*Written request*. Determine how many lines in the entries below include "assets". The reply should be that number and nothing else.

┌──

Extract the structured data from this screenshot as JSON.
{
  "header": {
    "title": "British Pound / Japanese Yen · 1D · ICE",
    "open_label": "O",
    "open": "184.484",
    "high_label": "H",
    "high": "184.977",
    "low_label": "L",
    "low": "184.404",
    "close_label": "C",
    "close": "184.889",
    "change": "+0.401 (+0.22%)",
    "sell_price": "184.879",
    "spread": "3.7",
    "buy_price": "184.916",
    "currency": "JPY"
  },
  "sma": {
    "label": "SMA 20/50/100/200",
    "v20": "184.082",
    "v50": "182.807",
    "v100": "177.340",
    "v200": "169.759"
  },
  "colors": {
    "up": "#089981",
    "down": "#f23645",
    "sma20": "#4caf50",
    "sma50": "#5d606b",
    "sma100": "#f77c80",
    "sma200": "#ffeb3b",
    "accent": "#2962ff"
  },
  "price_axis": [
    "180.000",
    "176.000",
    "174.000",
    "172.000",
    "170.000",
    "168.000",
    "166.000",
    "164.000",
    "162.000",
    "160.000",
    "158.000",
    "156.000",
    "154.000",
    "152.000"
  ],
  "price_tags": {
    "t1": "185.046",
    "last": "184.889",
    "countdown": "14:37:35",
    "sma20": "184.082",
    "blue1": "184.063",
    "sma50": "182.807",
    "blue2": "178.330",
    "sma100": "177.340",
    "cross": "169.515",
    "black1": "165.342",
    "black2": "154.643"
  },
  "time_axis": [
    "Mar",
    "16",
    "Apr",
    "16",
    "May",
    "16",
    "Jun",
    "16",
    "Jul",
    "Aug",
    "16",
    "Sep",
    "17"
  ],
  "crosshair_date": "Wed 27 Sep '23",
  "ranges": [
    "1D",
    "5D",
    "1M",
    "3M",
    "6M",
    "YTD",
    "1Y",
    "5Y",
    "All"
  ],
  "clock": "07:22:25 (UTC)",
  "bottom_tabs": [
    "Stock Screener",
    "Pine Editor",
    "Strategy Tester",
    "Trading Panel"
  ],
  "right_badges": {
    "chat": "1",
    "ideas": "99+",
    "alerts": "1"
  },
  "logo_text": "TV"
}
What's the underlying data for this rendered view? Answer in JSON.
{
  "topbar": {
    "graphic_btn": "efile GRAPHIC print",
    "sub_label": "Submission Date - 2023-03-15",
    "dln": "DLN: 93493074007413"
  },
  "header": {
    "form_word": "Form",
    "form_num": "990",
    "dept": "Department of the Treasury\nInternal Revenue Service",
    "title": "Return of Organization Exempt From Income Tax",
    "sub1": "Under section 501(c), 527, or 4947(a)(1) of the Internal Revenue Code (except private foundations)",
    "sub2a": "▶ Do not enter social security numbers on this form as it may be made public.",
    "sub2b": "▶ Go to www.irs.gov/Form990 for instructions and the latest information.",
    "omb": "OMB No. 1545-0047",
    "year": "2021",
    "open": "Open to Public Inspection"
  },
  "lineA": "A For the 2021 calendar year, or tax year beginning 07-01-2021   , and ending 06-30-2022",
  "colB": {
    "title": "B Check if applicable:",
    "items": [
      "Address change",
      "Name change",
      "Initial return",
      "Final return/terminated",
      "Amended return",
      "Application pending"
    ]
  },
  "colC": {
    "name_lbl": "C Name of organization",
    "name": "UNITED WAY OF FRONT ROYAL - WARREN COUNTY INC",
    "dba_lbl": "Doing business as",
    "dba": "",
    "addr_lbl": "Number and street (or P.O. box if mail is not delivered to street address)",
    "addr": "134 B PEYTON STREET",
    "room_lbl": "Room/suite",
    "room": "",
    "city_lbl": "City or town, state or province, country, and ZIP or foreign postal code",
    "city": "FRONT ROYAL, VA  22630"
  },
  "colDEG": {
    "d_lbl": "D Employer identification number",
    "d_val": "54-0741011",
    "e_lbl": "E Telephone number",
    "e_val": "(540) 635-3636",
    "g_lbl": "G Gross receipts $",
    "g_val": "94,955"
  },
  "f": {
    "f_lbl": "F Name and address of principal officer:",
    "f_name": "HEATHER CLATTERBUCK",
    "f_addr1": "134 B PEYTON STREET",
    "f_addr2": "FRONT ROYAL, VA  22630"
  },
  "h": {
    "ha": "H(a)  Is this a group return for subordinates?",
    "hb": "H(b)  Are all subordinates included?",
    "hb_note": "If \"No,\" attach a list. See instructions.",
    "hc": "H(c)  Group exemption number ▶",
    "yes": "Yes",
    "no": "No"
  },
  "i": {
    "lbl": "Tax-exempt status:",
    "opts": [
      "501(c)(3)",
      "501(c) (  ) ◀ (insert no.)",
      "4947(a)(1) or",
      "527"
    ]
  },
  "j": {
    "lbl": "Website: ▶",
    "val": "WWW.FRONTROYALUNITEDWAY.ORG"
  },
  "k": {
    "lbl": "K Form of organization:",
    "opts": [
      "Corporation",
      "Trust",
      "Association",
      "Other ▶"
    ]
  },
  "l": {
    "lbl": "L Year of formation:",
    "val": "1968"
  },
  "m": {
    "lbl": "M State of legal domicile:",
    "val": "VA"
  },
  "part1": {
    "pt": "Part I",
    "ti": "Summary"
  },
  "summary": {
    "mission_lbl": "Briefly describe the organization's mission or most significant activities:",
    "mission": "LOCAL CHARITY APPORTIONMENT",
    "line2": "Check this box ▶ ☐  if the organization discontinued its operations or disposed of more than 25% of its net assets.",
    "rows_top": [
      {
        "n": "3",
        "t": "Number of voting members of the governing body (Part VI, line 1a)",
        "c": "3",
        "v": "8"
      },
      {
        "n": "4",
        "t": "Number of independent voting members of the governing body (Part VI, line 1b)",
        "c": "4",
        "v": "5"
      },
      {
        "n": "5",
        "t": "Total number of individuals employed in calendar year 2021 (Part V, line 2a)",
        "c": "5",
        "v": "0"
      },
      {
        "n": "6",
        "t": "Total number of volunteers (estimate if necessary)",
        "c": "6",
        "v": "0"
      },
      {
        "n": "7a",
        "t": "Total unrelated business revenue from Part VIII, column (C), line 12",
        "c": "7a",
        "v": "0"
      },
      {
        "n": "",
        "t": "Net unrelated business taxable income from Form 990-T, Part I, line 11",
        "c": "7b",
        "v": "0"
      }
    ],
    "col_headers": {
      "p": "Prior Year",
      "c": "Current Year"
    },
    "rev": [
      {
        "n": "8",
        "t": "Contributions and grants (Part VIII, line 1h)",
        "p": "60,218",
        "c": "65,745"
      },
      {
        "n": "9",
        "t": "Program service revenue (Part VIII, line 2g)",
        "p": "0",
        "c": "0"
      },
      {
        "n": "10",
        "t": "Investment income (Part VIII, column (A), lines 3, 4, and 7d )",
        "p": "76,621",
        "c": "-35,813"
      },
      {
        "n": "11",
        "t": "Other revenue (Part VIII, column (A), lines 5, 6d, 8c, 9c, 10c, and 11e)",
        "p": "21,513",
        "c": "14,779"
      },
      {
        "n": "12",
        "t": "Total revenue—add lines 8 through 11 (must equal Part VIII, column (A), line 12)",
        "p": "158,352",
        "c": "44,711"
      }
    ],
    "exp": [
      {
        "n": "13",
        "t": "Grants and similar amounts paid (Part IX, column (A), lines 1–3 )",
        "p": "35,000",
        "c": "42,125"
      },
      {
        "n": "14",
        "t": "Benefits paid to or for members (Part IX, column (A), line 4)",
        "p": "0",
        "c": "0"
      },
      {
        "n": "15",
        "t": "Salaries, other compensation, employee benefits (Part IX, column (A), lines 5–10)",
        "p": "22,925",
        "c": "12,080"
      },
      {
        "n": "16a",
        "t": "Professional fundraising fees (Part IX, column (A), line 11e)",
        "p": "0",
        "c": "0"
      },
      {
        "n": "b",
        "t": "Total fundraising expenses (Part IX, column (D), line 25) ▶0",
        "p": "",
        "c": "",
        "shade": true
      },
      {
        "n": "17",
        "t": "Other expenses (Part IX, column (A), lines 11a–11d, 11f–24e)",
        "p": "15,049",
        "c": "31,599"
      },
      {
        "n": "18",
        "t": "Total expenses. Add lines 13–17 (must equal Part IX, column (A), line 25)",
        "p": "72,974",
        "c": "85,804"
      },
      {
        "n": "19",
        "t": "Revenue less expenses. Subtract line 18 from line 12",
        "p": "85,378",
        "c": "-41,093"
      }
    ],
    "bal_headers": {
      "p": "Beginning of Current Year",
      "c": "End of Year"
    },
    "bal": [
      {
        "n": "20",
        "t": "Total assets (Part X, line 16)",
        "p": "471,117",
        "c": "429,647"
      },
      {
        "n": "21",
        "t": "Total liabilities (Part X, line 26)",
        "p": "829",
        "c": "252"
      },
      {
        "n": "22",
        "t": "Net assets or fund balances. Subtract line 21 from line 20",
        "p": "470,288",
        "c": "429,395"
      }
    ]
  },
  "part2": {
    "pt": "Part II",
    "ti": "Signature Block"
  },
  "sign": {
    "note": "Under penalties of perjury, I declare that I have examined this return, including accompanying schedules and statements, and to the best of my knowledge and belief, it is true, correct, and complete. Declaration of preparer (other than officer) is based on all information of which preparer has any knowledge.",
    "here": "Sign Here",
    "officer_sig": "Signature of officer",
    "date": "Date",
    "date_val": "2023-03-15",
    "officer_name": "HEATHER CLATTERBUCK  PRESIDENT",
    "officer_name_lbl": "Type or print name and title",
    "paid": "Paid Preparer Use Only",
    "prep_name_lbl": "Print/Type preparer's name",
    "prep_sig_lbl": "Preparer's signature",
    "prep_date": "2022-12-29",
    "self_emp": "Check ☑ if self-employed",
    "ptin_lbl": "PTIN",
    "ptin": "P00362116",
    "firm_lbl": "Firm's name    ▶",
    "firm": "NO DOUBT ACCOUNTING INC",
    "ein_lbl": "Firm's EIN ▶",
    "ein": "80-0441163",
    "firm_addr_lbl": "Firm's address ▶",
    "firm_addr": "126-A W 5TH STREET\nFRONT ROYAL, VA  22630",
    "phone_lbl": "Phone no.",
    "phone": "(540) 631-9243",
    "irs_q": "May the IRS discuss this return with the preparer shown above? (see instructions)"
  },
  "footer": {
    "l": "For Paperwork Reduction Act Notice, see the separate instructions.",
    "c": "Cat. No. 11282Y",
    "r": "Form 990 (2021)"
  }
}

└──

*Output of the exercise*. 3